» **EXERCISE REQUIREMENTS**
Extract each line of the records below that contains the word "ffffff".

(Data tied to figure images)
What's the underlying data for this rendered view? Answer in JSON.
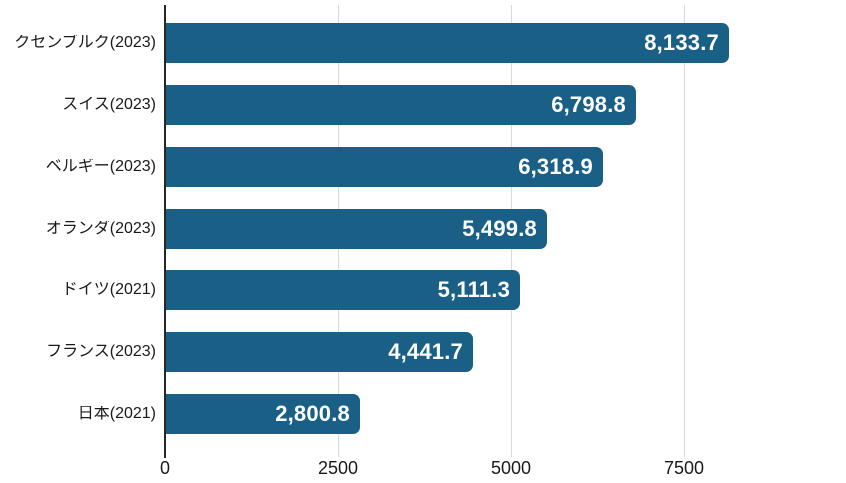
{
  "chart_data": {
    "type": "bar",
    "orientation": "horizontal",
    "title": "",
    "xlabel": "",
    "ylabel": "",
    "categories": [
      "クセンブルク(2023)",
      "スイス(2023)",
      "ベルギー(2023)",
      "オランダ(2023)",
      "ドイツ(2021)",
      "フランス(2023)",
      "日本(2021)"
    ],
    "values": [
      8133.7,
      6798.8,
      6318.9,
      5499.8,
      5111.3,
      4441.7,
      2800.8
    ],
    "value_labels": [
      "8,133.7",
      "6,798.8",
      "6,318.9",
      "5,499.8",
      "5,111.3",
      "4,441.7",
      "2,800.8"
    ],
    "x_tick_labels": [
      "0",
      "2500",
      "5000",
      "7500"
    ],
    "x_tick_values": [
      0,
      2500,
      5000,
      7500
    ],
    "xlim": [
      0,
      9840
    ],
    "grid": true,
    "legend": "none",
    "colors": {
      "bar": "#1a5f86",
      "value_text": "#ffffff",
      "label_text": "#1a1a1a",
      "tick_text": "#1a1a1a",
      "gridline": "#d9d9d9",
      "axis_line": "#262626",
      "background": "#ffffff"
    }
  }
}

» **EXERCISE OUTPUT**
      "value_text": "#ffffff",
      "background": "#ffffff"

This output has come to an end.